Objective — Return each line of the listing that contains the string "child".

Exercise material —
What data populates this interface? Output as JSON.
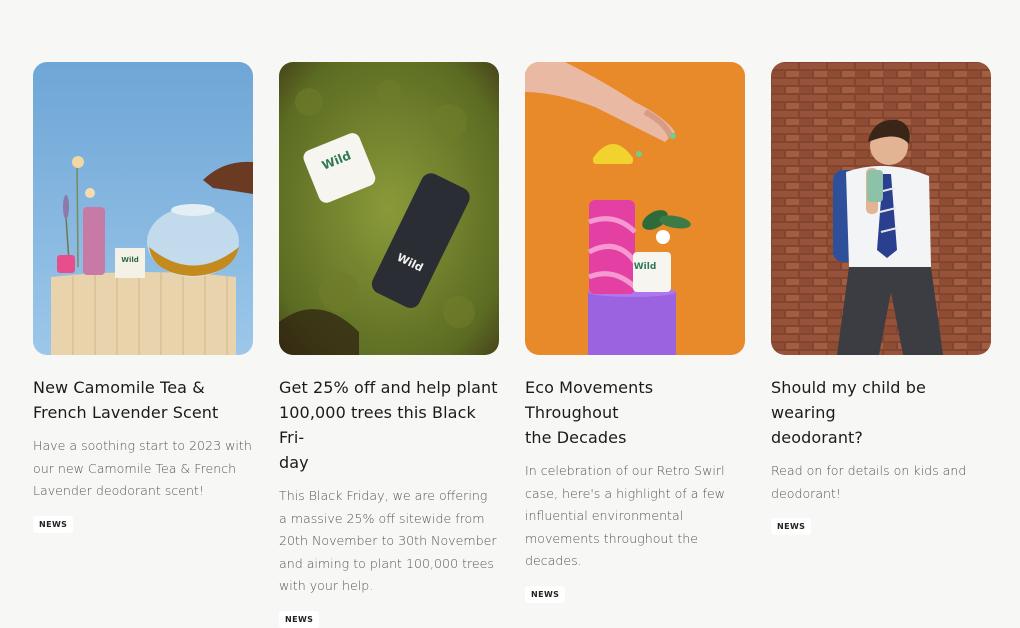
{
  "cards": [
    {
      "title_lines": [
        "New Camomile Tea &",
        "French Lavender Scent"
      ],
      "description": "Have a soothing start to 2023 with our new Camomile Tea & French Lavender deodorant scent!",
      "badge": "NEWS",
      "image_icon": "tea-deodorant-photo",
      "brand": "Wild"
    },
    {
      "title_lines": [
        "Get 25% off and help plant",
        "100,000 trees this Black Fri-",
        "day"
      ],
      "description": "This Black Friday, we are offering a massive 25% off sitewide from 20th November to 30th November and aiming to plant 100,000 trees with your help.",
      "badge": "NEWS",
      "image_icon": "moss-deodorant-photo",
      "brand": "Wild"
    },
    {
      "title_lines": [
        "Eco Movements Throughout",
        "the Decades"
      ],
      "description": "In celebration of our Retro Swirl case, here's a highlight of a few influential environmental movements throughout the decades.",
      "badge": "NEWS",
      "image_icon": "swirl-case-photo",
      "brand": "Wild"
    },
    {
      "title_lines": [
        "Should my child be wearing",
        "deodorant?"
      ],
      "description": "Read on for details on kids and deodorant!",
      "badge": "NEWS",
      "image_icon": "child-brick-wall-photo"
    }
  ],
  "colors": {
    "background": "#f7f7f6",
    "title": "#1b1b1b",
    "description": "#555555",
    "badge_bg": "#ffffff"
  }
}
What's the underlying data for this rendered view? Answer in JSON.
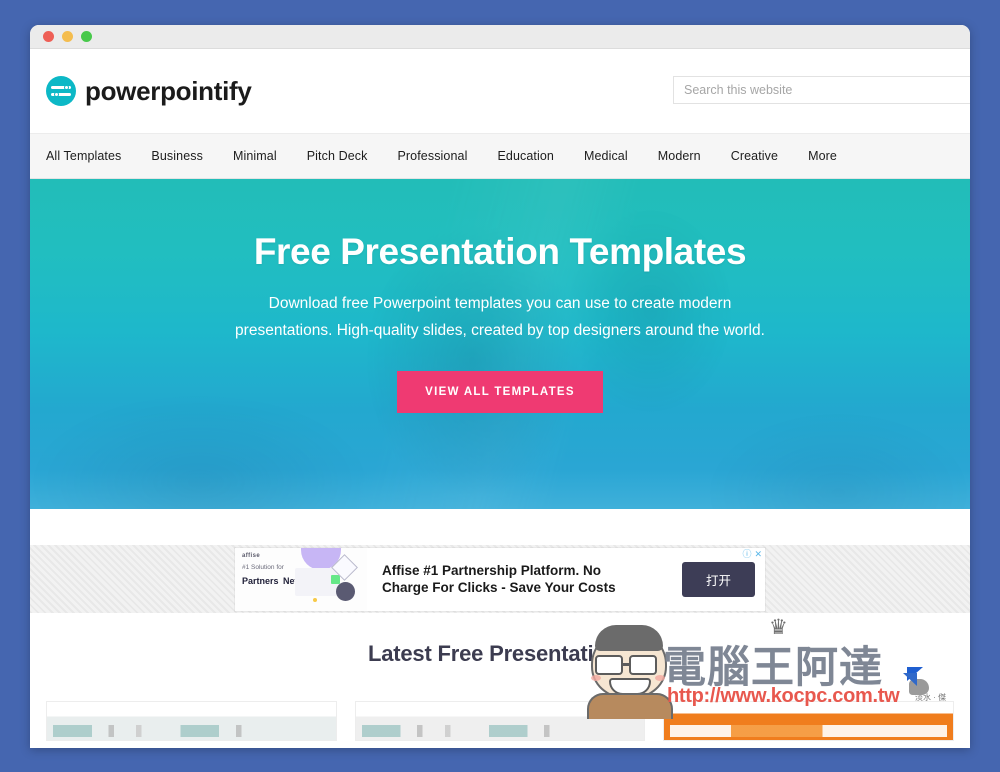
{
  "window": {
    "traffic_lights": [
      "close",
      "minimize",
      "maximize"
    ]
  },
  "site": {
    "logo_text": "powerpointify",
    "logo_icon": "slider-circle-icon"
  },
  "search": {
    "placeholder": "Search this website",
    "value": ""
  },
  "nav": {
    "items": [
      {
        "label": "All Templates"
      },
      {
        "label": "Business"
      },
      {
        "label": "Minimal"
      },
      {
        "label": "Pitch Deck"
      },
      {
        "label": "Professional"
      },
      {
        "label": "Education"
      },
      {
        "label": "Medical"
      },
      {
        "label": "Modern"
      },
      {
        "label": "Creative"
      },
      {
        "label": "More"
      }
    ]
  },
  "hero": {
    "title": "Free Presentation Templates",
    "subtitle": "Download free Powerpoint templates you can use to create modern presentations. High-quality slides, created by top designers around the world.",
    "cta_label": "VIEW ALL TEMPLATES",
    "cta_color": "#ef3a72",
    "gradient_top": "#22bdb8",
    "gradient_bottom": "#3fb0da"
  },
  "ad": {
    "brand": "affise",
    "tagline_small": "#1 Solution for",
    "tagline_line1": "Partners",
    "tagline_line2": "Networks",
    "headline": "Affise #1 Partnership Platform. No Charge For Clicks - Save Your Costs",
    "cta_label": "打开",
    "info_icon": "ⓘ",
    "close_icon": "✕"
  },
  "latest": {
    "title": "Latest Free Presentations"
  },
  "watermark": {
    "site_name": "電腦王阿達",
    "url": "http://www.kocpc.com.tw",
    "suffix": "淡水 · 傑",
    "crown_icon": "♛",
    "face_icon": "cartoon-face-icon"
  }
}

Result of the exercise —
        "Should my child be wearing",
      "image_icon": "child-brick-wall-photo"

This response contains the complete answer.